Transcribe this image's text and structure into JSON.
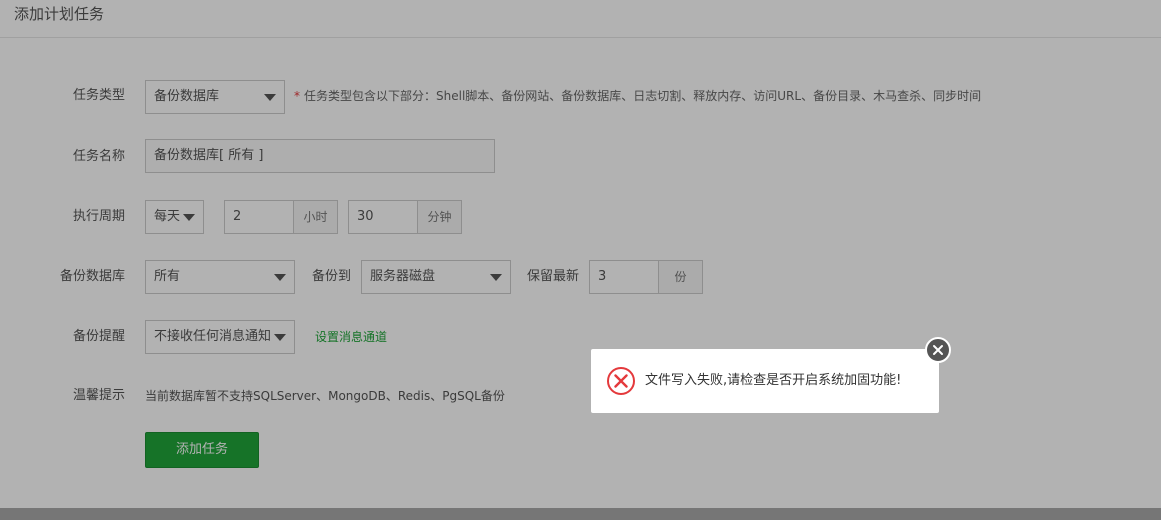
{
  "page": {
    "title": "添加计划任务"
  },
  "form": {
    "task_type": {
      "label": "任务类型",
      "value": "备份数据库",
      "hint_marker": "*",
      "hint": "任务类型包含以下部分：Shell脚本、备份网站、备份数据库、日志切割、释放内存、访问URL、备份目录、木马查杀、同步时间"
    },
    "task_name": {
      "label": "任务名称",
      "value": "备份数据库[ 所有 ]"
    },
    "cycle": {
      "label": "执行周期",
      "period": "每天",
      "hour": "2",
      "hour_unit": "小时",
      "minute": "30",
      "minute_unit": "分钟"
    },
    "backup_db": {
      "label": "备份数据库",
      "value": "所有",
      "backup_to_label": "备份到",
      "backup_to": "服务器磁盘",
      "keep_label": "保留最新",
      "keep_value": "3",
      "keep_unit": "份"
    },
    "notify": {
      "label": "备份提醒",
      "value": "不接收任何消息通知",
      "link": "设置消息通道"
    },
    "tips": {
      "label": "温馨提示",
      "text": "当前数据库暂不支持SQLServer、MongoDB、Redis、PgSQL备份"
    },
    "submit_label": "添加任务"
  },
  "toast": {
    "icon": "error-circle-icon",
    "message": "文件写入失败,请检查是否开启系统加固功能!",
    "close_icon": "close-icon"
  },
  "colors": {
    "accent": "#20a53a",
    "error": "#e4393c",
    "required_marker": "#e4393c"
  }
}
______________________________
EXERCISE PROMPT = Make an exact copy of the listing above. Do not include the pictures.

EXERCISE ANSWER =
Transcribe this image's text and structure into JSON.
{
  "page": {
    "title": "添加计划任务"
  },
  "form": {
    "task_type": {
      "label": "任务类型",
      "value": "备份数据库",
      "hint_marker": "*",
      "hint": "任务类型包含以下部分：Shell脚本、备份网站、备份数据库、日志切割、释放内存、访问URL、备份目录、木马查杀、同步时间"
    },
    "task_name": {
      "label": "任务名称",
      "value": "备份数据库[ 所有 ]"
    },
    "cycle": {
      "label": "执行周期",
      "period": "每天",
      "hour": "2",
      "hour_unit": "小时",
      "minute": "30",
      "minute_unit": "分钟"
    },
    "backup_db": {
      "label": "备份数据库",
      "value": "所有",
      "backup_to_label": "备份到",
      "backup_to": "服务器磁盘",
      "keep_label": "保留最新",
      "keep_value": "3",
      "keep_unit": "份"
    },
    "notify": {
      "label": "备份提醒",
      "value": "不接收任何消息通知",
      "link": "设置消息通道"
    },
    "tips": {
      "label": "温馨提示",
      "text": "当前数据库暂不支持SQLServer、MongoDB、Redis、PgSQL备份"
    },
    "submit_label": "添加任务"
  },
  "toast": {
    "icon": "error-circle-icon",
    "message": "文件写入失败,请检查是否开启系统加固功能!",
    "close_icon": "close-icon"
  },
  "colors": {
    "accent": "#20a53a",
    "error": "#e4393c",
    "required_marker": "#e4393c"
  }
}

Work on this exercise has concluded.